Repeat the lines of the listing below exactly, starting at the line that contains "OCR this image." and running through the last line, both included, and only those.

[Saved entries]
--- Start ---

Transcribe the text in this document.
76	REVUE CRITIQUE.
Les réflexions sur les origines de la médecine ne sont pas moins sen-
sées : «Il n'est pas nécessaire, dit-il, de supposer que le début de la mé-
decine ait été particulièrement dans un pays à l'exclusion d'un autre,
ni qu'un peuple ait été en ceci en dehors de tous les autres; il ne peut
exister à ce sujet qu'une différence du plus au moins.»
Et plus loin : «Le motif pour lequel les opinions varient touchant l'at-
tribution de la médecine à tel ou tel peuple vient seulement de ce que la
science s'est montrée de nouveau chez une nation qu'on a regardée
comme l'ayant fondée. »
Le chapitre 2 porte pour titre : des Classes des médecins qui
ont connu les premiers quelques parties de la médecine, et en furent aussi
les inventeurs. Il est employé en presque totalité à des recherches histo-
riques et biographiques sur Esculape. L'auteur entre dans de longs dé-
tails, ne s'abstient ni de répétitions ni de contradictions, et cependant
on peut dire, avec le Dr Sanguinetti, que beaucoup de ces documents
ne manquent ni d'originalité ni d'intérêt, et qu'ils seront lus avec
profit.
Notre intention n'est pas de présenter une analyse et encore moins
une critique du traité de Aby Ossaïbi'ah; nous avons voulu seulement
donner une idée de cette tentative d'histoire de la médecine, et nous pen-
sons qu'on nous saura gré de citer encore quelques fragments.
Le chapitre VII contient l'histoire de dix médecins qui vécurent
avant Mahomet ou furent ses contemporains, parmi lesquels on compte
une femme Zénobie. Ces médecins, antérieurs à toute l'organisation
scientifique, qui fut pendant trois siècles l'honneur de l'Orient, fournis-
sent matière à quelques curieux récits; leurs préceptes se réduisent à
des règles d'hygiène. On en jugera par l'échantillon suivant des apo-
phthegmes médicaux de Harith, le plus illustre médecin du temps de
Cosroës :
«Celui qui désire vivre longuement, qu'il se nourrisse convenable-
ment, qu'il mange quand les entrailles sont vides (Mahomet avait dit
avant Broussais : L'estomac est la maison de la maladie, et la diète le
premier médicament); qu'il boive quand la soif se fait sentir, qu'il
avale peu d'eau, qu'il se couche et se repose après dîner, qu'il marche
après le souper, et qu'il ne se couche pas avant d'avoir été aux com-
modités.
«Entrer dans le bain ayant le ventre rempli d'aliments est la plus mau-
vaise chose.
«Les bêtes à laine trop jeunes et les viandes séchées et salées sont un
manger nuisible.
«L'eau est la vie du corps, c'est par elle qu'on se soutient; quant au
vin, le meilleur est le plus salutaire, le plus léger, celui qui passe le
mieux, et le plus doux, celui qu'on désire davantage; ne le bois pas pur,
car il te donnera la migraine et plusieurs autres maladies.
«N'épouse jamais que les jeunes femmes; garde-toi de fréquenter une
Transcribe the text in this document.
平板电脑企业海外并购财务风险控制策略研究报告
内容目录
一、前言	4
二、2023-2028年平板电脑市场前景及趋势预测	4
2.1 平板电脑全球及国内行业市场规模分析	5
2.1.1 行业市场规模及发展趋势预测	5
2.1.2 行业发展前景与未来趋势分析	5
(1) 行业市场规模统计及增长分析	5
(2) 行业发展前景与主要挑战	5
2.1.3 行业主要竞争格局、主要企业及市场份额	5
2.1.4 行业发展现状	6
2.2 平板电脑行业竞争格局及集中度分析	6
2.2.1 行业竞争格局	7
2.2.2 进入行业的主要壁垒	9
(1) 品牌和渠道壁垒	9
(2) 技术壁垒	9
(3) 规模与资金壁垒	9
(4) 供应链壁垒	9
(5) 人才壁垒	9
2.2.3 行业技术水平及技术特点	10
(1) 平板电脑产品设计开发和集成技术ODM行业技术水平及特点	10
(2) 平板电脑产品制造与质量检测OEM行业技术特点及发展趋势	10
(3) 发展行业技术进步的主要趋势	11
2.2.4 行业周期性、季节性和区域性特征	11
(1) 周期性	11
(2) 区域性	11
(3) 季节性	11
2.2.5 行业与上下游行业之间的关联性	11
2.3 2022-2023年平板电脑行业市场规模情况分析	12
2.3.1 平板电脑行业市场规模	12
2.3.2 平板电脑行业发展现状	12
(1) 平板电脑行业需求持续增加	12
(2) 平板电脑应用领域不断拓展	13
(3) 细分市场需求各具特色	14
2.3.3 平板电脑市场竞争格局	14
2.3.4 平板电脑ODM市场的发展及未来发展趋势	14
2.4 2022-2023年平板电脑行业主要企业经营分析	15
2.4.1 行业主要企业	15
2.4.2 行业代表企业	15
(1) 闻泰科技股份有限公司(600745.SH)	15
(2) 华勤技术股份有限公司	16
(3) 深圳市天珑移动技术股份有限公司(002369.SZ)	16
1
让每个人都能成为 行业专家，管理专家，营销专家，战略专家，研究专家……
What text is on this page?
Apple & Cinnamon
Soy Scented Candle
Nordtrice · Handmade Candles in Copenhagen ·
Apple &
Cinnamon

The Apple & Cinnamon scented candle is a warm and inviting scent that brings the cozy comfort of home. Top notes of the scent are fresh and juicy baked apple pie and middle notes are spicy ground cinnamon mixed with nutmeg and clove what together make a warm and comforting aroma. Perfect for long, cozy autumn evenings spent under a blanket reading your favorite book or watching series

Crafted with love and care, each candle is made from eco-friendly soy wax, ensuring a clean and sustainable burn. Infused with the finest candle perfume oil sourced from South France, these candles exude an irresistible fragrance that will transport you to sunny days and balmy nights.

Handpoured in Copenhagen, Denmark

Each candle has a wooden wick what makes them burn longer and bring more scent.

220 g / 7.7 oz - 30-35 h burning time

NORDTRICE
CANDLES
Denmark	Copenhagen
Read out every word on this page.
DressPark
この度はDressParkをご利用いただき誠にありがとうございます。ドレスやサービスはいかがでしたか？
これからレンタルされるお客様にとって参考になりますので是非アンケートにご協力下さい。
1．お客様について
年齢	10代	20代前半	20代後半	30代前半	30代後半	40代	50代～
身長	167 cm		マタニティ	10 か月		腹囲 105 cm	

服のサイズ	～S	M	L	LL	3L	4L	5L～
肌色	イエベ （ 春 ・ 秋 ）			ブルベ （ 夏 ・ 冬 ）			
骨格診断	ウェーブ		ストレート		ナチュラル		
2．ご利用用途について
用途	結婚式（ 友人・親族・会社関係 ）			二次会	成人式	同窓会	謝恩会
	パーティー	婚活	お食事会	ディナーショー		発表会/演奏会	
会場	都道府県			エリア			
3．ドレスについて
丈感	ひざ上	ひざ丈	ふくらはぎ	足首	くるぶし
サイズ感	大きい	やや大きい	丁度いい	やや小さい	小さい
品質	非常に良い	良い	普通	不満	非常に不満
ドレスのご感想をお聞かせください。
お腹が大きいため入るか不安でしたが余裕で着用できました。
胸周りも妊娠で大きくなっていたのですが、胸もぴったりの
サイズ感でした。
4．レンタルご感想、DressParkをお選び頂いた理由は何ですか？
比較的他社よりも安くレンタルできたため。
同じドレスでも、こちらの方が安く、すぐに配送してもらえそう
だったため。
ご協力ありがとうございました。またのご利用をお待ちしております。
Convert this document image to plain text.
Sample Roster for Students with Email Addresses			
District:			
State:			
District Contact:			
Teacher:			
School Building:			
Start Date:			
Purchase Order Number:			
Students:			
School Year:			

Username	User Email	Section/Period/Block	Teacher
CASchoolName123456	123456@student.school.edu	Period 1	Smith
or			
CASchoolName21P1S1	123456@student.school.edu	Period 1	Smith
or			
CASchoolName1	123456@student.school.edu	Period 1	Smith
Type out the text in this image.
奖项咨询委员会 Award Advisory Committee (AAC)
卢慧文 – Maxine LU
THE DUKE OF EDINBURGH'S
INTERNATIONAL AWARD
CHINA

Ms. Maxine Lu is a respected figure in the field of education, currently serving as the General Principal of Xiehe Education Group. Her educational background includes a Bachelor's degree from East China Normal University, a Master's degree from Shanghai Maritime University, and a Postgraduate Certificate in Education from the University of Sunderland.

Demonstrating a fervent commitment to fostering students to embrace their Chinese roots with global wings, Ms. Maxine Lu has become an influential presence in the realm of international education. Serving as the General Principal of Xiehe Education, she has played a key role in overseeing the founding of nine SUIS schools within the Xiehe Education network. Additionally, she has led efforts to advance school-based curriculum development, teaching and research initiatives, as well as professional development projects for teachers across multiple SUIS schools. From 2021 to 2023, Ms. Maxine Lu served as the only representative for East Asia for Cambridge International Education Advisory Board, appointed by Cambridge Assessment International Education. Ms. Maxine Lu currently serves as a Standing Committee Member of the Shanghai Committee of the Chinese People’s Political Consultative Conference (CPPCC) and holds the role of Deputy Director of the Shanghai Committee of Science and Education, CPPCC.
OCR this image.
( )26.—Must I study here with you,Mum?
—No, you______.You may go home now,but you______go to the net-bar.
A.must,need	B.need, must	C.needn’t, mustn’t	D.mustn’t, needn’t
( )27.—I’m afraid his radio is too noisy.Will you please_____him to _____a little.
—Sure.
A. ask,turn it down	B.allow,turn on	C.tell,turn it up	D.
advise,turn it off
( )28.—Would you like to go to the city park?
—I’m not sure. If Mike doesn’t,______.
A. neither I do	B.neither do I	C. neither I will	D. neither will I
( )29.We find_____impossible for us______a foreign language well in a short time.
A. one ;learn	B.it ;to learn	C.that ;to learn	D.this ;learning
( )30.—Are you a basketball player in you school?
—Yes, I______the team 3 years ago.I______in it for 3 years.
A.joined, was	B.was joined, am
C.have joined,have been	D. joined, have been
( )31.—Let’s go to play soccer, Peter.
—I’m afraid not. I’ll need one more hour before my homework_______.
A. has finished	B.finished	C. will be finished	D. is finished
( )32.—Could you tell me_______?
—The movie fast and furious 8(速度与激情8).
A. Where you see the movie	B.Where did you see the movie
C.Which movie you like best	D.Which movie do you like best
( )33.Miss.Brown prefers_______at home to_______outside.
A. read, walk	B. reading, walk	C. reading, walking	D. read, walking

--- End ---

EXERCISE RESPONSE:
OCR this image.
( )26.—Must I study here with you,Mum?
—No, you______.You may go home now,but you______go to the net-bar.
A.must,need	B.need, must	C.needn’t, mustn’t	D.mustn’t, needn’t
( )27.—I’m afraid his radio is too noisy.Will you please_____him to _____a little.
—Sure.
A. ask,turn it down	B.allow,turn on	C.tell,turn it up	D.
advise,turn it off
( )28.—Would you like to go to the city park?
—I’m not sure. If Mike doesn’t,______.
A. neither I do	B.neither do I	C. neither I will	D. neither will I
( )29.We find_____impossible for us______a foreign language well in a short time.
A. one ;learn	B.it ;to learn	C.that ;to learn	D.this ;learning
( )30.—Are you a basketball player in you school?
—Yes, I______the team 3 years ago.I______in it for 3 years.
A.joined, was	B.was joined, am
C.have joined,have been	D. joined, have been
( )31.—Let’s go to play soccer, Peter.
—I’m afraid not. I’ll need one more hour before my homework_______.
A. has finished	B.finished	C. will be finished	D. is finished
( )32.—Could you tell me_______?
—The movie fast and furious 8(速度与激情8).
A. Where you see the movie	B.Where did you see the movie
C.Which movie you like best	D.Which movie do you like best
( )33.Miss.Brown prefers_______at home to_______outside.
A. read, walk	B. reading, walk	C. reading, walking	D. read, walking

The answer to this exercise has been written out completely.